- _WORK INSTRUCTIONS_
Extend the essay on holiday gifts for aging relatives, picking up right after its final sentence.

- _SUPPLIED TEXT_
With each passing holiday season, you get a little older until you wake up one Christmas morning trapped in the frozen clutches of your life partner, whose heart gave out sometime after you both fell asleep watching It's a Wonderful Life. If your nieces, nephews, kids, and grandkids spent years denying your old age by getting you stuff like gym memberships and windsurfing boards, you would have never seen it coming. Though there are certain privileges that come with getting old like shoplifting with impunity, swearing loudly in public, and retiring, most people still think of inexorable organic decay the way Sam the Lion does in The Last Picture Show: ridiculous. If you're stumped with what to get an aging relative this year, you might opt for a gift that defies the traditional concept of stolid old age, like skydiving lessons or a Nintendo Wii. Those are fine (if patronizing) choices but if you really want to do your parents, your aunts and uncles, your grandparents, and that forty-something Gen X cousin you have because your Aunt Jeanie and Uncle Raymond didn't use condoms when they started dating in high school all a favor, get them something that will politely remind them that, at their age, death can come at any moment so they should do what a lot of mature, older people want to do once their kids have grown up and their lives have more or less stabilized: chill the fuck out and maybe go on a sweet cruise in the Caribbean.

[Source records]
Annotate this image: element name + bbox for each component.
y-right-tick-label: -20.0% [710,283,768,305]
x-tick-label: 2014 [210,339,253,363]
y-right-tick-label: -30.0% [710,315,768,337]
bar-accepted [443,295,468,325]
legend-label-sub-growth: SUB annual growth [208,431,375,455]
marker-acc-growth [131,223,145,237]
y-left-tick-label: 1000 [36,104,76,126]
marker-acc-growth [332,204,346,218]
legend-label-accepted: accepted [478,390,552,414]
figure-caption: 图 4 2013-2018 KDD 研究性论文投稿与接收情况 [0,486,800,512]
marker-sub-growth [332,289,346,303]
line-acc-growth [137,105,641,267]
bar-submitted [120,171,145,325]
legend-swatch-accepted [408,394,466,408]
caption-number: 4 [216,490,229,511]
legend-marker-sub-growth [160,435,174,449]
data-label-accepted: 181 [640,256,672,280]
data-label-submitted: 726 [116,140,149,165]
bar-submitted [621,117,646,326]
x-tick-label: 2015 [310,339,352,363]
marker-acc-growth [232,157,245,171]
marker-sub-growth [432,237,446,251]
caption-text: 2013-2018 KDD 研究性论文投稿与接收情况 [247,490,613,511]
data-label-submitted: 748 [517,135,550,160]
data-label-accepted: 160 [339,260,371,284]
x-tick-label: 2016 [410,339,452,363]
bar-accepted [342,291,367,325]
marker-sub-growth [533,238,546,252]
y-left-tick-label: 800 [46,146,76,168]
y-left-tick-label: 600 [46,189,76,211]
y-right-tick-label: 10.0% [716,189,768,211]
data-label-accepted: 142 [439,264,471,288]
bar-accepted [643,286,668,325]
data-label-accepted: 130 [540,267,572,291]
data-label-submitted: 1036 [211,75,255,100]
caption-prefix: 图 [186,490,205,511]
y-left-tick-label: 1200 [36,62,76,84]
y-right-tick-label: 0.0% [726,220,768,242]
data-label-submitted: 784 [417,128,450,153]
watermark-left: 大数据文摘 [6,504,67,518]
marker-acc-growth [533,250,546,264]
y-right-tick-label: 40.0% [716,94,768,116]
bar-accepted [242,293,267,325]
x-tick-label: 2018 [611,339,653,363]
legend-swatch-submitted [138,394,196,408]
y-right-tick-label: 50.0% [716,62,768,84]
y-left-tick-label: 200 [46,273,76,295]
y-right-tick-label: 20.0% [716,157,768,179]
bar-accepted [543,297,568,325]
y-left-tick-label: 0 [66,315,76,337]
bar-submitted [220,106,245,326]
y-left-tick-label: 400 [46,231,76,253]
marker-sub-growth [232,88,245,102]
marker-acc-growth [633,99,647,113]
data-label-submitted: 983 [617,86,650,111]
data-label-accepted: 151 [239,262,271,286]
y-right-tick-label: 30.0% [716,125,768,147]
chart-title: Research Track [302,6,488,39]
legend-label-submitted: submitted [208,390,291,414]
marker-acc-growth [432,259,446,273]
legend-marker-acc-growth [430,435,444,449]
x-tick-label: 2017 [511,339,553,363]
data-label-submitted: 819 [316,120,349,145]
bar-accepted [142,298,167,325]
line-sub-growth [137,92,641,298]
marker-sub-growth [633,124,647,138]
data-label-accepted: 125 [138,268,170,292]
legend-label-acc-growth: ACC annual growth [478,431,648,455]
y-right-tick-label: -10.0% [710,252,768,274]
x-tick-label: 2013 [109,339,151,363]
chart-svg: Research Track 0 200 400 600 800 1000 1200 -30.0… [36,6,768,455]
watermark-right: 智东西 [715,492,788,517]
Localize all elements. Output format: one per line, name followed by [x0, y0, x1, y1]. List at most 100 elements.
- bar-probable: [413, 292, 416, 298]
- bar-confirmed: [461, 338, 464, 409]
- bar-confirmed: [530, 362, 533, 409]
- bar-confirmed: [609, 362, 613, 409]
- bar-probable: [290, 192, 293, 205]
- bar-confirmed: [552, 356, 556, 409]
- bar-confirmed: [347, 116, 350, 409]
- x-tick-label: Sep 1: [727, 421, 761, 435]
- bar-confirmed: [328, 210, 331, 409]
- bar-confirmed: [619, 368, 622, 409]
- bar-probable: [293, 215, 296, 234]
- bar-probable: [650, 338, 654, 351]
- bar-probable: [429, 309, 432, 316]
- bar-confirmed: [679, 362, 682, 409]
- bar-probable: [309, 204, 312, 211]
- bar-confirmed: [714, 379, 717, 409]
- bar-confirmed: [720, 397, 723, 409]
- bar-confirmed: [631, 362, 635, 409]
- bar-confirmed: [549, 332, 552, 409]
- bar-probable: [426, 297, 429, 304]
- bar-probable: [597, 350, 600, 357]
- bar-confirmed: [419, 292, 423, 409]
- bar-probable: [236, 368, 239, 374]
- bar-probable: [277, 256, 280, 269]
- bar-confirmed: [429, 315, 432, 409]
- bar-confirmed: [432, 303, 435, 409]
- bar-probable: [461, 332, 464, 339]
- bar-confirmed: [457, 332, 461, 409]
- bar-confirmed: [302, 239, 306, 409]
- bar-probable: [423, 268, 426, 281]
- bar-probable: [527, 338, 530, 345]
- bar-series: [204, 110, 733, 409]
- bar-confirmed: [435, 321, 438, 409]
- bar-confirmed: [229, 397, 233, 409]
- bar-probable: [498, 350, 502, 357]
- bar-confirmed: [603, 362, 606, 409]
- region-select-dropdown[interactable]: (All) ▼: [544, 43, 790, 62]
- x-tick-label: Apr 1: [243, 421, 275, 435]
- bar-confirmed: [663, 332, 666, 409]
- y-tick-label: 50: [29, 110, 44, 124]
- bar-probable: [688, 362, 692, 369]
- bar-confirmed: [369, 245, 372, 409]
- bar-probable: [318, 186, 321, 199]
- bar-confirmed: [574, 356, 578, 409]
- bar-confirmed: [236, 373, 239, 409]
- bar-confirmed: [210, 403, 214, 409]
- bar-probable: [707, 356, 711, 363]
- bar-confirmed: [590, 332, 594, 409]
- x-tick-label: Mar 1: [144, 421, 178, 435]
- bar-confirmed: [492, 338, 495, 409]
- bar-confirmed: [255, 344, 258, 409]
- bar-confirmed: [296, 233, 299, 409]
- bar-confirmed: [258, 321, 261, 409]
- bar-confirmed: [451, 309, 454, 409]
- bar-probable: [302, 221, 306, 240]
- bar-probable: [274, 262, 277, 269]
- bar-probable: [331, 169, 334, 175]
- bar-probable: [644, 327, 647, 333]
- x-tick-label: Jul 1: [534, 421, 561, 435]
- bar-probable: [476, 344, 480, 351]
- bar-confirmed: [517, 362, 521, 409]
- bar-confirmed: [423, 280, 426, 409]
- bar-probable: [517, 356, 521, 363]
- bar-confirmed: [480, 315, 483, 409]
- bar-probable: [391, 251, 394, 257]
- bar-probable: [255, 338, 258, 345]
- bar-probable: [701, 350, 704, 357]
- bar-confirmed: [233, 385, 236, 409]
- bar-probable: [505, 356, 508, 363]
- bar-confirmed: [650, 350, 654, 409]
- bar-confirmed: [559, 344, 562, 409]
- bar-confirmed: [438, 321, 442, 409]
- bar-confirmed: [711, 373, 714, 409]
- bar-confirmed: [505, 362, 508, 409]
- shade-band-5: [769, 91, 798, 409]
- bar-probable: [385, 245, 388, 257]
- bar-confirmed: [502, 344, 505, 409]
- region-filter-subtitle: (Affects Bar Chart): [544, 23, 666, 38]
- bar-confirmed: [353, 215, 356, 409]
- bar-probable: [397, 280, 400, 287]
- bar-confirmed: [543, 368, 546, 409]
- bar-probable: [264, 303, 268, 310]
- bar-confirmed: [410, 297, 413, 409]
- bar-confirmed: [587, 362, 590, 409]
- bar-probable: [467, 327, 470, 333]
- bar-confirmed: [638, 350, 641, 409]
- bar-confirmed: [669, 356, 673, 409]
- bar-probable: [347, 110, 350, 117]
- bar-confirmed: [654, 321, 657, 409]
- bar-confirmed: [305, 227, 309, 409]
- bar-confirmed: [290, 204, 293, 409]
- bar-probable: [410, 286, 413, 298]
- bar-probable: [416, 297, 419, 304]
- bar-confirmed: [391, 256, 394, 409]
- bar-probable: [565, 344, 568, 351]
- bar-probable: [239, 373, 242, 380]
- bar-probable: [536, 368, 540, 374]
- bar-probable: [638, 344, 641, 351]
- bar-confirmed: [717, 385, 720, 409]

- _RIGHT ANSWER_
A sweet cruise to the Caribbean

I'll admit that this is pretty impractical for any gift-giver who's not an a Hollywood star, bank robber, or investment banker siphoning off client funds, but if you can afford it and you love your parents, you'll buy them passage on a ship bound for the balmy waters of the Caribbean and hire someone to shovel their snowbound driveway while they're gone. If you can't afford such an extravagant display of filial affection because you opted to spend your 20's in the snug cocoon of graduate school and owe some loan sharks a mortgage-sized sum of cash, you can always make your parents some mojitos and buy them a Jimmy Buffet CD. If you sit them both down in rocking chairs and spray Panama Jack tanning lotion on their upper lips, it'll be almost like they're in lounging in deckchairs on an ocean liner anchored off of Tortuga.

Royal Caribbean Cruises, seasonal, $600-$2,000.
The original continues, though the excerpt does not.